------ TASK INPUTS

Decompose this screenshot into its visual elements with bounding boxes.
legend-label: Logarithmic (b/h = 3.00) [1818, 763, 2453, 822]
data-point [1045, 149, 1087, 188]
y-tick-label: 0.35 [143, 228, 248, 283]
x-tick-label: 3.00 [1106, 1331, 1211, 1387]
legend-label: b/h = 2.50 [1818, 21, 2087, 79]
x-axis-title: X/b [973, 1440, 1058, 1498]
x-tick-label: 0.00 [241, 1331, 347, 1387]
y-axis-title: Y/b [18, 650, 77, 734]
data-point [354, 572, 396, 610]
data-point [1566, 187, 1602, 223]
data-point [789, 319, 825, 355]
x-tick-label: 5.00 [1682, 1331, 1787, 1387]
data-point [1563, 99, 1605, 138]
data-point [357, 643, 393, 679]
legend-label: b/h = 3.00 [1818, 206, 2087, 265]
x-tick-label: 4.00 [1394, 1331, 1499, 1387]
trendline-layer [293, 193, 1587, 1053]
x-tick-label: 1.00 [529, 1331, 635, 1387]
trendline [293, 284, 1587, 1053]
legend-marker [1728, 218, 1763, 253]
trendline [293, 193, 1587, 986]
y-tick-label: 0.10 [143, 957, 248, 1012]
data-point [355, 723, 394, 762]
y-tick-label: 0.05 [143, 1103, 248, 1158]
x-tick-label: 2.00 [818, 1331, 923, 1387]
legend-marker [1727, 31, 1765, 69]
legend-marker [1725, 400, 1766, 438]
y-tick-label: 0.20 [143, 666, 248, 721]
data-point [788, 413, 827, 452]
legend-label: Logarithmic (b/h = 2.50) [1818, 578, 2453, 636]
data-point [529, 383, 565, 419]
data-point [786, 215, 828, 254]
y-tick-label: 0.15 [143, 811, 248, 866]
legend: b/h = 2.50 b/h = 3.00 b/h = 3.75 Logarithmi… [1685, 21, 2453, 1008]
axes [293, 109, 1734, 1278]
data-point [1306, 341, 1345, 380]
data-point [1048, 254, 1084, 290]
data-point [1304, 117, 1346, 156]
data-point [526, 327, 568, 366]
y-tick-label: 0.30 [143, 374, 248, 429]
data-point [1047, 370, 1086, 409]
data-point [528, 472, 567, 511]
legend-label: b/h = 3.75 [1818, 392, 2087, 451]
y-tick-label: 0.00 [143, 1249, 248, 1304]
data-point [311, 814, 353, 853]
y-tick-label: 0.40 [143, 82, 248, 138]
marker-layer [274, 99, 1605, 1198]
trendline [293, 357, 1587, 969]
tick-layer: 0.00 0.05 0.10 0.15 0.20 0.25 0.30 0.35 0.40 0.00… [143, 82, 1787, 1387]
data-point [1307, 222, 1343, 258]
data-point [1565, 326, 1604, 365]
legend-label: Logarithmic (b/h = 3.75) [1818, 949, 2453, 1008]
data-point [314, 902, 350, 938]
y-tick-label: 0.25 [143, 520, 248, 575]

------------

WRITTEN INSTRUCTION >>
Copy the entire listing above line for line, with no changes.

WRITTEN SOLUTION >>
Decompose this screenshot into its visual elements with bounding boxes.
legend-label: Logarithmic (b/h = 3.00) [1818, 763, 2453, 822]
data-point [1045, 149, 1087, 188]
y-tick-label: 0.35 [143, 228, 248, 283]
x-tick-label: 3.00 [1106, 1331, 1211, 1387]
legend-label: b/h = 2.50 [1818, 21, 2087, 79]
x-axis-title: X/b [973, 1440, 1058, 1498]
x-tick-label: 0.00 [241, 1331, 347, 1387]
y-axis-title: Y/b [18, 650, 77, 734]
data-point [354, 572, 396, 610]
data-point [1566, 187, 1602, 223]
data-point [789, 319, 825, 355]
x-tick-label: 5.00 [1682, 1331, 1787, 1387]
data-point [1563, 99, 1605, 138]
data-point [357, 643, 393, 679]
legend-label: b/h = 3.00 [1818, 206, 2087, 265]
x-tick-label: 4.00 [1394, 1331, 1499, 1387]
trendline-layer [293, 193, 1587, 1053]
x-tick-label: 1.00 [529, 1331, 635, 1387]
trendline [293, 284, 1587, 1053]
legend-marker [1728, 218, 1763, 253]
trendline [293, 193, 1587, 986]
y-tick-label: 0.10 [143, 957, 248, 1012]
data-point [355, 723, 394, 762]
y-tick-label: 0.05 [143, 1103, 248, 1158]
x-tick-label: 2.00 [818, 1331, 923, 1387]
legend-marker [1727, 31, 1765, 69]
legend-marker [1725, 400, 1766, 438]
y-tick-label: 0.20 [143, 666, 248, 721]
data-point [788, 413, 827, 452]
legend-label: Logarithmic (b/h = 2.50) [1818, 578, 2453, 636]
data-point [529, 383, 565, 419]
data-point [786, 215, 828, 254]
y-tick-label: 0.15 [143, 811, 248, 866]
legend: b/h = 2.50 b/h = 3.00 b/h = 3.75 Logarithmi… [1685, 21, 2453, 1008]
axes [293, 109, 1734, 1278]
data-point [1306, 341, 1345, 380]
data-point [1048, 254, 1084, 290]
data-point [1304, 117, 1346, 156]
data-point [526, 327, 568, 366]
y-tick-label: 0.30 [143, 374, 248, 429]
data-point [1047, 370, 1086, 409]
data-point [528, 472, 567, 511]
legend-label: b/h = 3.75 [1818, 392, 2087, 451]
y-tick-label: 0.00 [143, 1249, 248, 1304]
data-point [311, 814, 353, 853]
y-tick-label: 0.40 [143, 82, 248, 138]
marker-layer [274, 99, 1605, 1198]
trendline [293, 357, 1587, 969]
tick-layer: 0.00 0.05 0.10 0.15 0.20 0.25 0.30 0.35 0.40 0.00… [143, 82, 1787, 1387]
data-point [1307, 222, 1343, 258]
data-point [1565, 326, 1604, 365]
legend-label: Logarithmic (b/h = 3.75) [1818, 949, 2453, 1008]
data-point [314, 902, 350, 938]
y-tick-label: 0.25 [143, 520, 248, 575]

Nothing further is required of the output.